• [EXERCISE OBJECTIVE]:
Everything from the line that contains "Convert this screenshot" through the last line of the listing must be copied exactly, with both of those lines included and no others.

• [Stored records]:
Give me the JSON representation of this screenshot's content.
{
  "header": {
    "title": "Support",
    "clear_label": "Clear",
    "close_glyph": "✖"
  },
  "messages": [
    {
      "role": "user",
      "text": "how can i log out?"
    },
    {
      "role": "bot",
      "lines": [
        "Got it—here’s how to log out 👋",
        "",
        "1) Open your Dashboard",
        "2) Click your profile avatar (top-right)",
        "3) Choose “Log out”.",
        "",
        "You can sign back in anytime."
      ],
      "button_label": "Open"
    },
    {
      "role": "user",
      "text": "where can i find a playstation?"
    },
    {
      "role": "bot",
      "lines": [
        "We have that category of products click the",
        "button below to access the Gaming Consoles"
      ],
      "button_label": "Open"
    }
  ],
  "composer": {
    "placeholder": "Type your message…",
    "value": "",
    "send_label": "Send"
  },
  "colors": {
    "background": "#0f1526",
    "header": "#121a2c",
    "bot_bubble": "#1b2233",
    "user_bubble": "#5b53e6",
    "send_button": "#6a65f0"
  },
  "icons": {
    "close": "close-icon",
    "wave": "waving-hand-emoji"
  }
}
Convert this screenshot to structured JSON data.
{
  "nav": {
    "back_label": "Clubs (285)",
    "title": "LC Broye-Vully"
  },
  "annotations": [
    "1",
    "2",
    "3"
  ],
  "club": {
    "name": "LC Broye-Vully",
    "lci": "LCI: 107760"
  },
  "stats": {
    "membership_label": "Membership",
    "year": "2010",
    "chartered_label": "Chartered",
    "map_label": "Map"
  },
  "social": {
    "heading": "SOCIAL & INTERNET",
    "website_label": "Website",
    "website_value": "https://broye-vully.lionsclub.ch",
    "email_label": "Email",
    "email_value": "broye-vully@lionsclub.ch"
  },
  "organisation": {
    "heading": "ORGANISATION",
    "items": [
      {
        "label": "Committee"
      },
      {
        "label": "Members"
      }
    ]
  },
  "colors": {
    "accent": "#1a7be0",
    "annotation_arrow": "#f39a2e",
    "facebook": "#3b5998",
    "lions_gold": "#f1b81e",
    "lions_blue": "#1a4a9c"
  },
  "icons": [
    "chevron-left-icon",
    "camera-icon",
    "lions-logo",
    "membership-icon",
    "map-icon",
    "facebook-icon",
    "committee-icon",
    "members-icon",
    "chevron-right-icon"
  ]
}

• [SOLUTION FOR THIS TASK]:
Convert this screenshot to structured JSON data.
{
  "nav": {
    "back_label": "Clubs (285)",
    "title": "LC Broye-Vully"
  },
  "annotations": [
    "1",
    "2",
    "3"
  ],
  "club": {
    "name": "LC Broye-Vully",
    "lci": "LCI: 107760"
  },
  "stats": {
    "membership_label": "Membership",
    "year": "2010",
    "chartered_label": "Chartered",
    "map_label": "Map"
  },
  "social": {
    "heading": "SOCIAL & INTERNET",
    "website_label": "Website",
    "website_value": "https://broye-vully.lionsclub.ch",
    "email_label": "Email",
    "email_value": "broye-vully@lionsclub.ch"
  },
  "organisation": {
    "heading": "ORGANISATION",
    "items": [
      {
        "label": "Committee"
      },
      {
        "label": "Members"
      }
    ]
  },
  "colors": {
    "accent": "#1a7be0",
    "annotation_arrow": "#f39a2e",
    "facebook": "#3b5998",
    "lions_gold": "#f1b81e",
    "lions_blue": "#1a4a9c"
  },
  "icons": [
    "chevron-left-icon",
    "camera-icon",
    "lions-logo",
    "membership-icon",
    "map-icon",
    "facebook-icon",
    "committee-icon",
    "members-icon",
    "chevron-right-icon"
  ]
}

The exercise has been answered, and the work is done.